[Recorded data]
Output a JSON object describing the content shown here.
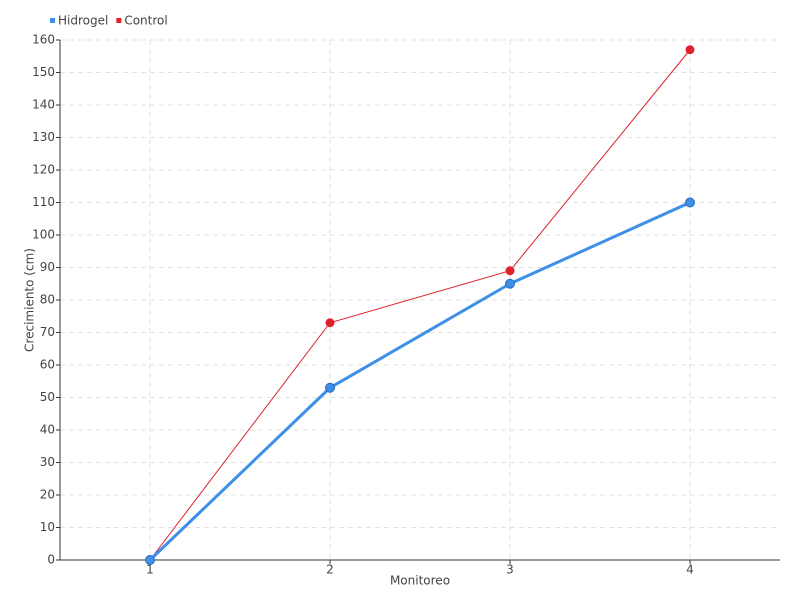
{
  "chart_data": {
    "type": "line",
    "x_label": "Monitoreo",
    "y_label": "Crecimiento (cm)",
    "categories": [
      "1",
      "2",
      "3",
      "4"
    ],
    "series": [
      {
        "name": "Hidrogel",
        "color": "#3d8fe8",
        "values": [
          0,
          53,
          85,
          110
        ]
      },
      {
        "name": "Control",
        "color": "#e0202a",
        "values": [
          0,
          73,
          89,
          157
        ]
      }
    ],
    "ylim": [
      0,
      160
    ],
    "yticks": [
      0,
      10,
      20,
      30,
      40,
      50,
      60,
      70,
      80,
      90,
      100,
      110,
      120,
      130,
      140,
      150,
      160
    ],
    "grid": true,
    "legend": "top-left"
  }
}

EXERCISE TASK:
Omit the pictures and reproduce the listing exactly.

THE RESULT:
Output a JSON object describing the content shown here.
{
  "chart_data": {
    "type": "line",
    "x_label": "Monitoreo",
    "y_label": "Crecimiento (cm)",
    "categories": [
      "1",
      "2",
      "3",
      "4"
    ],
    "series": [
      {
        "name": "Hidrogel",
        "color": "#3d8fe8",
        "values": [
          0,
          53,
          85,
          110
        ]
      },
      {
        "name": "Control",
        "color": "#e0202a",
        "values": [
          0,
          73,
          89,
          157
        ]
      }
    ],
    "ylim": [
      0,
      160
    ],
    "yticks": [
      0,
      10,
      20,
      30,
      40,
      50,
      60,
      70,
      80,
      90,
      100,
      110,
      120,
      130,
      140,
      150,
      160
    ],
    "grid": true,
    "legend": "top-left"
  }
}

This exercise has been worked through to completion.